> O que fazer: Dê continuidade à crítica da peça "Dyario de um Louco" a partir da última frase do trecho.

> Trecho fornecido:
┏━━

Diogo Vilela crava os olhos à frente, os olhos com a tristeza do mundo, os cabelos raspados, o rosto esgotado, e solta uma risada larga, sem fim, excessiva, estranhamente verdadeira.
Blecaute. "Dyario de um Louco", em cartaz no Rio, termina com um instante de sublime estranhamento que contém, em segundos, o que foi toda a apresentação. Uma confusão sem fronteiras entre a tristeza e a fantasia, atravessando de uma a outra sem deixar tempo para o juízo.
Ele faz Propritchitchine, um burocrata isolado, preso na solidão em São Petersburgo, a capital administrativa da Rússia czarista. Um universo partido em castas fechadas, em que um funcionário público, como ele, não enxerga saídas no mundo real.
Propritchitchine escapa para a fantasia. De início um pouco contido, com um sonho amoroso como todos têm, de paixão por uma jovem linda, delicada, inalcançável, a filha do austero e importante diretor do departamento em que ele trabalha.
Mas logo vai além. Sem ter como cruzar o limite de sua camada, de sua função social, ele a encontra um dia, nada faz -e acaba por ouvir uma cadela, que é da jovem, falar. Não apenas falar mas, depois, escrever cartas.
É uma comédia, o que Diogo Vilela conduz como ninguém, e também uma tragédia, na confusão própria da peça. Do riso ao desalento, da realidade à loucura, em ciclos, o que se vê é um ator em estado de graça.
"Dyario de um Louco" é originalmente um conto. Ou melhor, é um conto que, originalmente, foi uma peça inacabada.
"A Ordem de Vladimir de Terceira Classe" começou a ser escrita por Gogol, que parou por acreditar que não venceria a censura. Uma de suas cenas levava o título de "O Processo".
O conto, agora monólogo, dela proveniente é um libelo contra a burocracia, as restrições sociais, mas é muito mais.
O que talvez o torne tão presente, o que talvez torne Gogol tão "nosso contemporâneo" é como o seu peculiar enquadramento romântico, derivado do movimento dominante na época, espelha o neo-romantismo contemporâneo, fim de milênio. Agora como em Gogol, um romantismo que fantasia para em seguida enfrentar a parede da realidade.

┗━━

[Dados de anotação de layout]
┏━━

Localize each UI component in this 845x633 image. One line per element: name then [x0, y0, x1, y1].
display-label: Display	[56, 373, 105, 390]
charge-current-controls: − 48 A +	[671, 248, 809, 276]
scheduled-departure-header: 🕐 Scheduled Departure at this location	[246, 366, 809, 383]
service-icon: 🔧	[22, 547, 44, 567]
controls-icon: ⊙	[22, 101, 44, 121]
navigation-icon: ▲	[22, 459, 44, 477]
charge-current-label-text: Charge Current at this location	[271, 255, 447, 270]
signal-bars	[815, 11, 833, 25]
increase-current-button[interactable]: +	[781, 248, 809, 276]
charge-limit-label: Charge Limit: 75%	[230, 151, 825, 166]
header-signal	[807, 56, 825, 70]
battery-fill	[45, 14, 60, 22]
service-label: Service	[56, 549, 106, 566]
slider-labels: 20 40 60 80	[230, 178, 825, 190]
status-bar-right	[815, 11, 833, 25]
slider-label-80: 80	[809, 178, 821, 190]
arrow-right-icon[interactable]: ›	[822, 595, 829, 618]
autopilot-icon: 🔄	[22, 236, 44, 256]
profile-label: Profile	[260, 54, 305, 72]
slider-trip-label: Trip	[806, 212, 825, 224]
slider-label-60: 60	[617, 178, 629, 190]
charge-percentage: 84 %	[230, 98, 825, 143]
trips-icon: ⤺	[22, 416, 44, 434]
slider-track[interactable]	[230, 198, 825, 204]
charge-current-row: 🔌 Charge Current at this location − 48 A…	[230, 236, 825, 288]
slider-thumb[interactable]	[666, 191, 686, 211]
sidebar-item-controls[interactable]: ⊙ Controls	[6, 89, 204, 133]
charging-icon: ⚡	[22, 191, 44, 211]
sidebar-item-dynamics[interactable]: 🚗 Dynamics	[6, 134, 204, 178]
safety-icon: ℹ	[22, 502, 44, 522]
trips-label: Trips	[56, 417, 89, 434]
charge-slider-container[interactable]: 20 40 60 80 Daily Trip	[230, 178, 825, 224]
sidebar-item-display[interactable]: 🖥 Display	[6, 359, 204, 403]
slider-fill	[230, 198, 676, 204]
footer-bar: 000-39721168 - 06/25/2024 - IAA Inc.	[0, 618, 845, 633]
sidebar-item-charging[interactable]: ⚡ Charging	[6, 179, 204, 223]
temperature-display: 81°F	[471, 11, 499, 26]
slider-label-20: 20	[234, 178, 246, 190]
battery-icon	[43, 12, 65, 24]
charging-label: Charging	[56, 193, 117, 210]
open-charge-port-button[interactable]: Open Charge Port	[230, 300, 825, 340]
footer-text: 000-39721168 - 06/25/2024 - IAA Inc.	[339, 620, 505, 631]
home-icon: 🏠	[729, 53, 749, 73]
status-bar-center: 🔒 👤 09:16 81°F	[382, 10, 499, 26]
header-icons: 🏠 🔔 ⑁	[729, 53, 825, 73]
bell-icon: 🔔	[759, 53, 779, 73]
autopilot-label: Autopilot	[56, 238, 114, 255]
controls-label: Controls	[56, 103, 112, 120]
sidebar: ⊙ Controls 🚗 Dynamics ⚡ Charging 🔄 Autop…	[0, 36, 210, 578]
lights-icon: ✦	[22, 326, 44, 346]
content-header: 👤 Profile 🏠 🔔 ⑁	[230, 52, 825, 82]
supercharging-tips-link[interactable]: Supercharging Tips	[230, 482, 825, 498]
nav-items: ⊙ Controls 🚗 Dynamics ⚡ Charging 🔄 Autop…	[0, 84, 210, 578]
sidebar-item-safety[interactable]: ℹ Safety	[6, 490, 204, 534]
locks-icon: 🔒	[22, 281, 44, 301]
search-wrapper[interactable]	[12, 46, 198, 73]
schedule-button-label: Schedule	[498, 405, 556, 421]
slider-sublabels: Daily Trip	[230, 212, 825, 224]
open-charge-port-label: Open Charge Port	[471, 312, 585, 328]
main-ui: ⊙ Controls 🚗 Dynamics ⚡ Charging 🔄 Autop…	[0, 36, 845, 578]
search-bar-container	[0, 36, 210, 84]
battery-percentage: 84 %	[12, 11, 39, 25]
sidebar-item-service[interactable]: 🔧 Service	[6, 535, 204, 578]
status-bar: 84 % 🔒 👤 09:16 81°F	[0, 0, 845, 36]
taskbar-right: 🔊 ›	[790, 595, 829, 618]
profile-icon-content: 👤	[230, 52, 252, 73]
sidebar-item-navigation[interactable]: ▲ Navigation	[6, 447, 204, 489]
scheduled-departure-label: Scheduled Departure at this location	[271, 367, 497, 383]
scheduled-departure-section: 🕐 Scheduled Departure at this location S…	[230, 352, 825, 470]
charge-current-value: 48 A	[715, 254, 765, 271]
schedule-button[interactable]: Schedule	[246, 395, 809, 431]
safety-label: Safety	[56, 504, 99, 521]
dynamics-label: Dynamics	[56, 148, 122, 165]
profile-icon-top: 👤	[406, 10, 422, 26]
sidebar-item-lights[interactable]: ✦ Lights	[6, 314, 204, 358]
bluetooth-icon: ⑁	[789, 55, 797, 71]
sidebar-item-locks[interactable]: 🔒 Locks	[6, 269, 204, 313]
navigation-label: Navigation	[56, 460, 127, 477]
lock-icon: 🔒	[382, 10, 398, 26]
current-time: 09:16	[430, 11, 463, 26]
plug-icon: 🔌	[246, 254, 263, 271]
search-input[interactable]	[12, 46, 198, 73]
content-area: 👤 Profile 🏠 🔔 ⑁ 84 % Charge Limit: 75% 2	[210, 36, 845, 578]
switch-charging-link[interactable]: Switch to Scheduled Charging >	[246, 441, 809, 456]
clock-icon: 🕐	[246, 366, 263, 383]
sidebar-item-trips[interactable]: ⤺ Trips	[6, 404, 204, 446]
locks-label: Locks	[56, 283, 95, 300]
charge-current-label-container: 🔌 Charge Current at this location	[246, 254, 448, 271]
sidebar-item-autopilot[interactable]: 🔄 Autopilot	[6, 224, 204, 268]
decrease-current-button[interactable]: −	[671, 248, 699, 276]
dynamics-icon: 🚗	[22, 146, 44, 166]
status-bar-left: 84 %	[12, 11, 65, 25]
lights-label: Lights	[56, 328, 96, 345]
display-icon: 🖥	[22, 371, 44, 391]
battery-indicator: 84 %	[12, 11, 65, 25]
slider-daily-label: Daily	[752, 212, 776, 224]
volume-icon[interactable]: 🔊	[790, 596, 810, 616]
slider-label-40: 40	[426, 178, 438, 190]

┗━━

> Resposta:
A tragédia de Axenty-Ivanovitch Propritchitchine, o nome do personagem, é que ele não vê a parede, vai de um lado a outro até não voltar mais. A cena final apresenta o burocrata apaixonado preso e torturado num manicômio.
O extremo de seu delírio acontece quando incorpora Fernando 8º, que seria ninguém menos do que o herdeiro do trono espanhol. O funcionário já não se contenta em sonhar com a filha do diretor. Ele tem sangue nobre.
Mas o novo rei espanhol, perdido no departamento, logo se vê apanhando, sendo torturado, mas não num simples manicômio: é a Inquisição espanhola. No vaivém, o humor é irresistível.
Nikolai Gogol, que foi um funcionário público, morreu em 1852, num manicômio.
Não viveu mais do que 43 anos, o bastante para erguer uma obra que confundiu classificações, com toques entre românticos e realistas, por vezes citados como místicos ou simbolistas, por vezes como psicológicos.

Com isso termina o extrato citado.